▶ PROMPT: Print every entry exactly as written.

═════ EXTRACTED INFORMATION

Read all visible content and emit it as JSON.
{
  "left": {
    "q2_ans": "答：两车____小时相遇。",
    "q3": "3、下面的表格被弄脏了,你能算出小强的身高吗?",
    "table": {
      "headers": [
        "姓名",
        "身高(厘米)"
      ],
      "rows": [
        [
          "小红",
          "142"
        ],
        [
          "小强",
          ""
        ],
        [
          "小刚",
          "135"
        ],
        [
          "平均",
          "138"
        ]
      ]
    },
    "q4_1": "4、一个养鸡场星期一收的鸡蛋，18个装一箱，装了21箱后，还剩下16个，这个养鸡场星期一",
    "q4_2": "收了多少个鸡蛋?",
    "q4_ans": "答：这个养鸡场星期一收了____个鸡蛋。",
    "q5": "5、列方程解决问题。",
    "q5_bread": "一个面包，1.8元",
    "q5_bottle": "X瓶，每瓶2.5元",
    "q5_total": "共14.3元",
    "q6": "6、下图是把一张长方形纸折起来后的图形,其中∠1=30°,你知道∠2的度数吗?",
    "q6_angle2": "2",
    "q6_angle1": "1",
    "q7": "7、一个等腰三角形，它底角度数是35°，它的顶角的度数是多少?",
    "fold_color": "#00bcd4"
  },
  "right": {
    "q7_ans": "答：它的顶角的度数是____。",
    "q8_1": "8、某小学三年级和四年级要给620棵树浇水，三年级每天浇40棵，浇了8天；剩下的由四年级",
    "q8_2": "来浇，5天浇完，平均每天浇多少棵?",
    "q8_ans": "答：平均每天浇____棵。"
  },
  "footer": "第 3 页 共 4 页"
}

══════════

▶ EXERCISE OUTPUT:
Read all visible content and emit it as JSON.
{
  "left": {
    "q2_ans": "答：两车____小时相遇。",
    "q3": "3、下面的表格被弄脏了,你能算出小强的身高吗?",
    "table": {
      "headers": [
        "姓名",
        "身高(厘米)"
      ],
      "rows": [
        [
          "小红",
          "142"
        ],
        [
          "小强",
          ""
        ],
        [
          "小刚",
          "135"
        ],
        [
          "平均",
          "138"
        ]
      ]
    },
    "q4_1": "4、一个养鸡场星期一收的鸡蛋，18个装一箱，装了21箱后，还剩下16个，这个养鸡场星期一",
    "q4_2": "收了多少个鸡蛋?",
    "q4_ans": "答：这个养鸡场星期一收了____个鸡蛋。",
    "q5": "5、列方程解决问题。",
    "q5_bread": "一个面包，1.8元",
    "q5_bottle": "X瓶，每瓶2.5元",
    "q5_total": "共14.3元",
    "q6": "6、下图是把一张长方形纸折起来后的图形,其中∠1=30°,你知道∠2的度数吗?",
    "q6_angle2": "2",
    "q6_angle1": "1",
    "q7": "7、一个等腰三角形，它底角度数是35°，它的顶角的度数是多少?",
    "fold_color": "#00bcd4"
  },
  "right": {
    "q7_ans": "答：它的顶角的度数是____。",
    "q8_1": "8、某小学三年级和四年级要给620棵树浇水，三年级每天浇40棵，浇了8天；剩下的由四年级",
    "q8_2": "来浇，5天浇完，平均每天浇多少棵?",
    "q8_ans": "答：平均每天浇____棵。"
  },
  "footer": "第 3 页 共 4 页"
}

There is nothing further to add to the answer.